§ **WHAT IS EXPECTED**: Find the lines holding the word "text" and collect them.

[Records contained in a dataset]
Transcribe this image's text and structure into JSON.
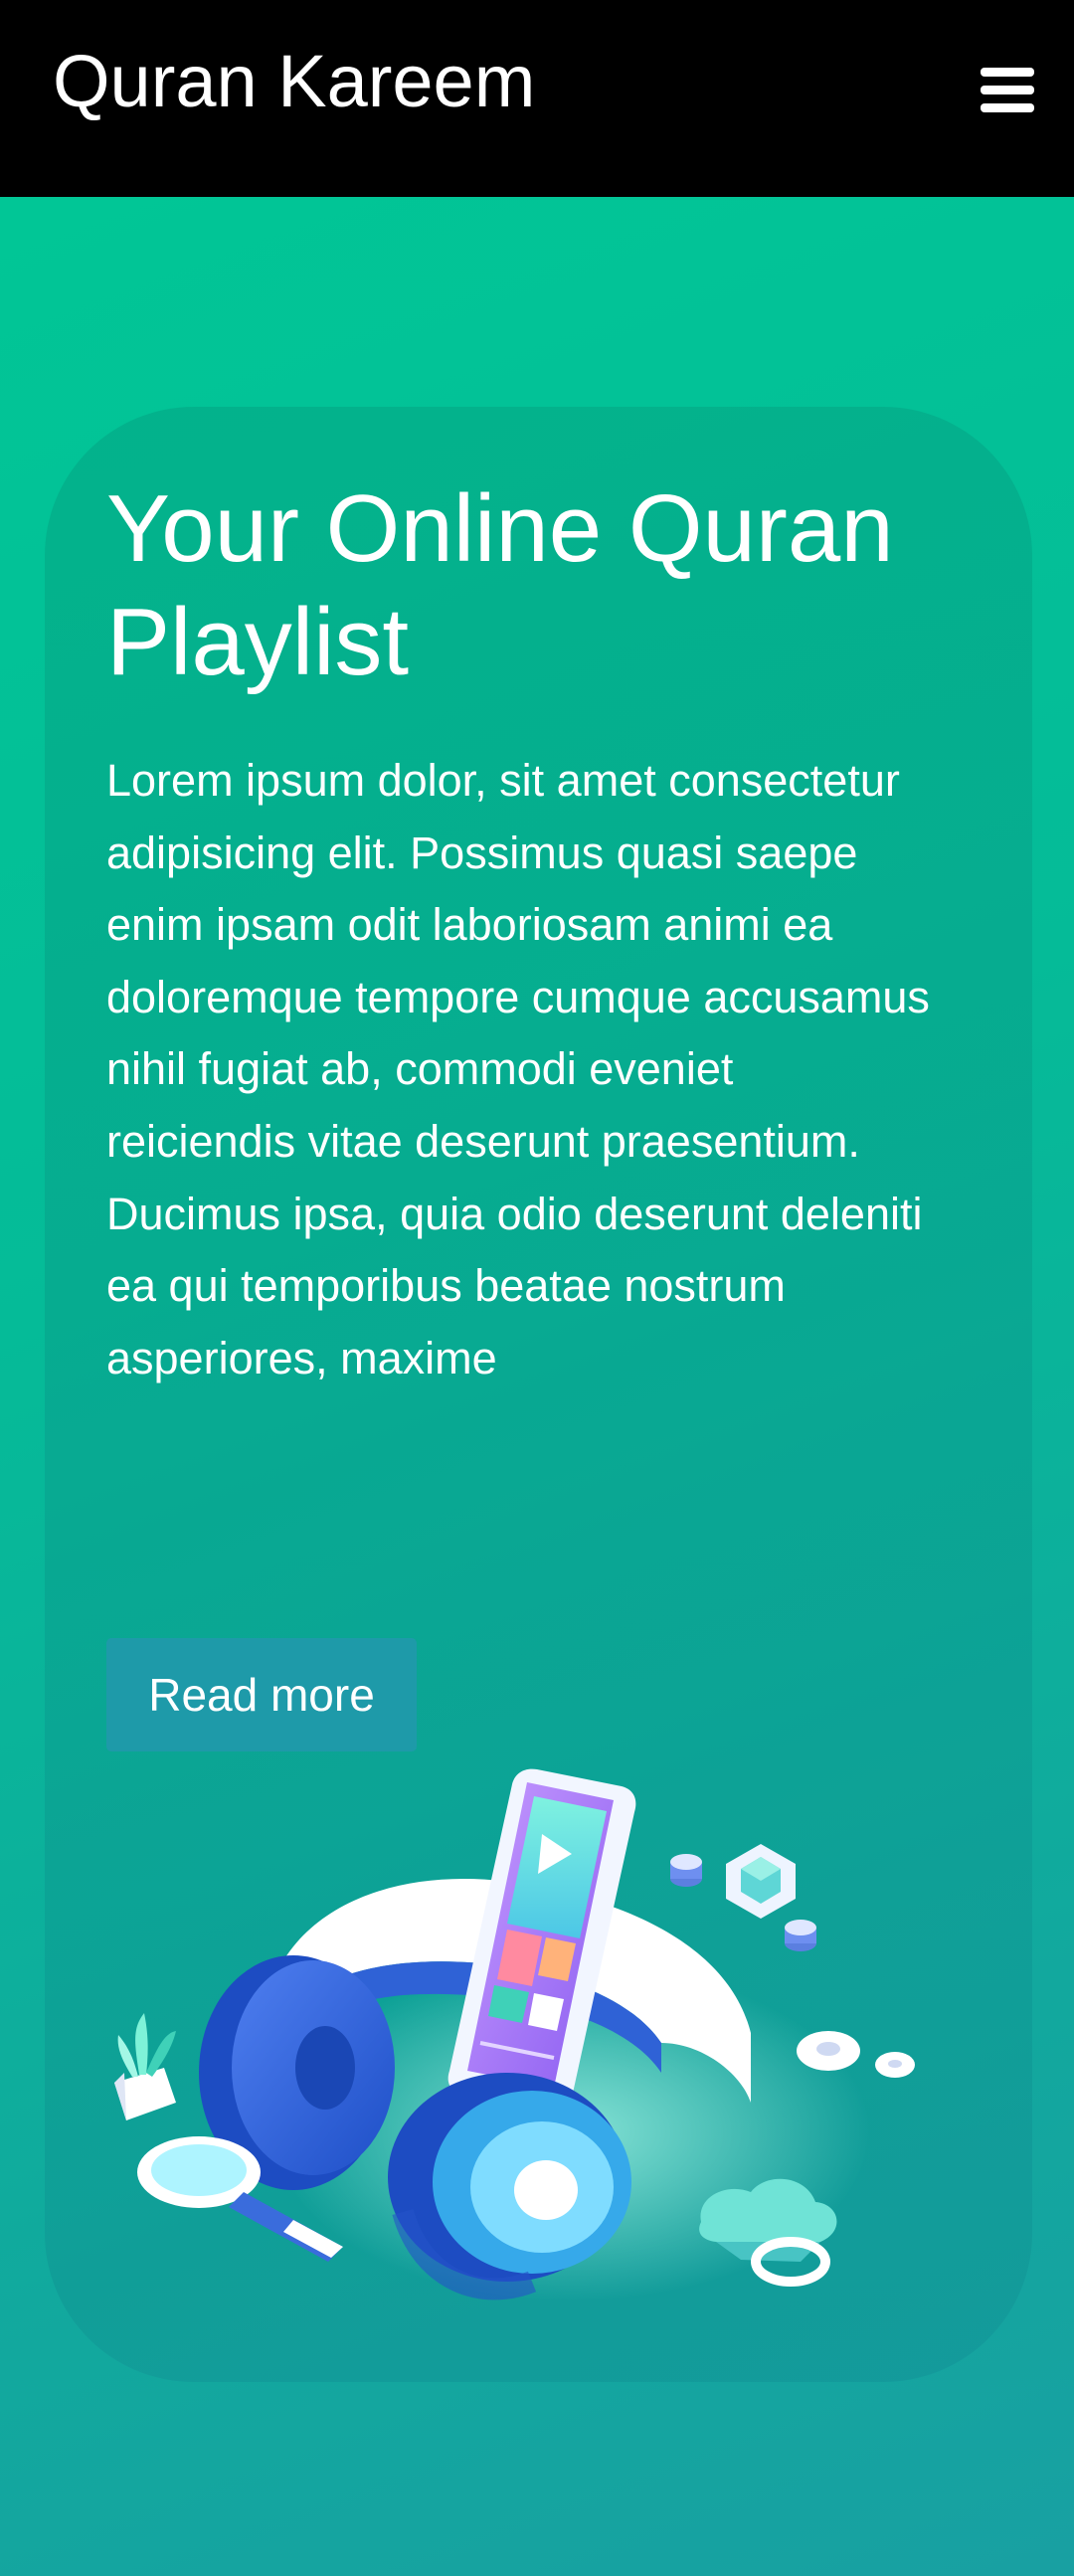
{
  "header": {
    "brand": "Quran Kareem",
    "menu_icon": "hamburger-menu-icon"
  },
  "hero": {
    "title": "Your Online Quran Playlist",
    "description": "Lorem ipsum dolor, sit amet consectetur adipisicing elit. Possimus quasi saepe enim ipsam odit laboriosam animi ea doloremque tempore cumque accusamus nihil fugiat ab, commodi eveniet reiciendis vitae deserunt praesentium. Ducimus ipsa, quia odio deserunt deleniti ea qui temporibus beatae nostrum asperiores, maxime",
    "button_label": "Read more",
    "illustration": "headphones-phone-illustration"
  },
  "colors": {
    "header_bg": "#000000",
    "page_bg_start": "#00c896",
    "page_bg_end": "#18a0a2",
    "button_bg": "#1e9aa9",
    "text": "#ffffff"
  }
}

§ **EXERCISE RESULT**:
Transcribe this image's text and structure into JSON.
    "text": "#ffffff"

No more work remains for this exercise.